## Problem to solve:
Your reply should be a single number: how many lines contain the string "color".

[Collection entries]
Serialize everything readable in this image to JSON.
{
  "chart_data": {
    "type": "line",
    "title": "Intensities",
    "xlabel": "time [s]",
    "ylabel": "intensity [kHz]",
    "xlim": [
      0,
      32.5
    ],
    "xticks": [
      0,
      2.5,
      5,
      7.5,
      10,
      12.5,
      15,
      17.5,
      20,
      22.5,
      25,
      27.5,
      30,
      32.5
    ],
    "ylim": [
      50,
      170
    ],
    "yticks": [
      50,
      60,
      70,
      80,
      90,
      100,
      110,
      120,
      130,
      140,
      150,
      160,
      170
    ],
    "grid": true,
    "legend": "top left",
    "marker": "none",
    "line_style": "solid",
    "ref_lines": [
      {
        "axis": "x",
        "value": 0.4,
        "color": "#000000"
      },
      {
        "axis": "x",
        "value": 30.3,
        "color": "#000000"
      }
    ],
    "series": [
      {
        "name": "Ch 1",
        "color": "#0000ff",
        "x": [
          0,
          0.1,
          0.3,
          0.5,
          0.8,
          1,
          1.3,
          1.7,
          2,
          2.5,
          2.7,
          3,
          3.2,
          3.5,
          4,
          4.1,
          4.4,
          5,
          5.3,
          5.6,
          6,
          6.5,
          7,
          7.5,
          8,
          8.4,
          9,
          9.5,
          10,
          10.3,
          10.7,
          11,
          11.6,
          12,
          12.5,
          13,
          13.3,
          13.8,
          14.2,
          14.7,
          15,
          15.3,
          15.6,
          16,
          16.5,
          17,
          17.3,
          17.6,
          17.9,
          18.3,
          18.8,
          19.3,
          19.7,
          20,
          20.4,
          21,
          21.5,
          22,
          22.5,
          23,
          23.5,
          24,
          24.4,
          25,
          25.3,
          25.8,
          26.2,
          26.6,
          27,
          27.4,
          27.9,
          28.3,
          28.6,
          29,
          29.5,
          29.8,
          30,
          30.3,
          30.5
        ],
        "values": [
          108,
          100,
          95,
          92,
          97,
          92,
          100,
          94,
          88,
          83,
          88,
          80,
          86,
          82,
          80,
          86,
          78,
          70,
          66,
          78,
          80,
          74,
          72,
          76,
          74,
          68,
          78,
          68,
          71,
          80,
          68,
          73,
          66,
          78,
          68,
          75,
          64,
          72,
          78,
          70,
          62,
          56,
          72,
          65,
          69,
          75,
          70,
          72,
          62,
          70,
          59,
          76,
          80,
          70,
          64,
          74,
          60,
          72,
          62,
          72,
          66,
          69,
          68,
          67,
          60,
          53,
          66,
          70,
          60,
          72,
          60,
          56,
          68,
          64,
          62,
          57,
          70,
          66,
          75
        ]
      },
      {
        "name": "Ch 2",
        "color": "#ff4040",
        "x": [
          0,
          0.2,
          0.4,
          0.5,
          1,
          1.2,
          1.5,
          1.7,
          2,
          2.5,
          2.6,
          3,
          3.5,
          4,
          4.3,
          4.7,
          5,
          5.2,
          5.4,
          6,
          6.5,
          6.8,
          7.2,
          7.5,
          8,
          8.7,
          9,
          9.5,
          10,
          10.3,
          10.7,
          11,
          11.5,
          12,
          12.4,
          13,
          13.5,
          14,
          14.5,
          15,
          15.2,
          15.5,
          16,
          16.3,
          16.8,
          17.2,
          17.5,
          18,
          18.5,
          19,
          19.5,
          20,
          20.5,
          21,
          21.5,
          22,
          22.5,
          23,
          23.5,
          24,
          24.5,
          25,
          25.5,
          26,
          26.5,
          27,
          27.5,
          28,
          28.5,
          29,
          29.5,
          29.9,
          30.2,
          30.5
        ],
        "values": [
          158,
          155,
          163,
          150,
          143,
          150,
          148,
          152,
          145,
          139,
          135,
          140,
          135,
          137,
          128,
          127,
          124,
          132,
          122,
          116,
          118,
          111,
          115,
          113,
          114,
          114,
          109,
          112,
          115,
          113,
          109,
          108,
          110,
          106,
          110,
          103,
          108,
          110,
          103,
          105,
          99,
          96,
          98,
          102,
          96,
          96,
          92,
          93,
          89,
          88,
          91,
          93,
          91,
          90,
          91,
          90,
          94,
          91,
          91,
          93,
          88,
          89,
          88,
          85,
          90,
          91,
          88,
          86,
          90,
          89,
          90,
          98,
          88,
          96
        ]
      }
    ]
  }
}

## Result of this task:
4